**TASK STATEMENT**.
Identify and reproduce every line holding the string "orders".

===== ENTRIES SUPPLIED =====

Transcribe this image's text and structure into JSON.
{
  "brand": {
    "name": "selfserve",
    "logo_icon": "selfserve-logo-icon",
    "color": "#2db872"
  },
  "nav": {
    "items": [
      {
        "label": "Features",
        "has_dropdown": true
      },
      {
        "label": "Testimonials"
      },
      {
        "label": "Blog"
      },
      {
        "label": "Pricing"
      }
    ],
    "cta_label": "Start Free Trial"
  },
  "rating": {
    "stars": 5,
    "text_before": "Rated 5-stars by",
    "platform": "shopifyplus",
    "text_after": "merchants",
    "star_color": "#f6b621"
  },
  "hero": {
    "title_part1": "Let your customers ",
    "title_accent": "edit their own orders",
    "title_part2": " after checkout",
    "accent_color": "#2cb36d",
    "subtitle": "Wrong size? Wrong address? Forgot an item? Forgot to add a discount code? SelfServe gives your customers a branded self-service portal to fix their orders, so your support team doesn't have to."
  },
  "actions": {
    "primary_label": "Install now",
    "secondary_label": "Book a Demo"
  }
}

=====

**TASK RESULT**.
    "title_accent": "edit their own orders",
    "subtitle": "Wrong size? Wrong address? Forgot an item? Forgot to add a discount code? SelfServe gives your customers a branded self-service portal to fix their orders, so your support team doesn't have to."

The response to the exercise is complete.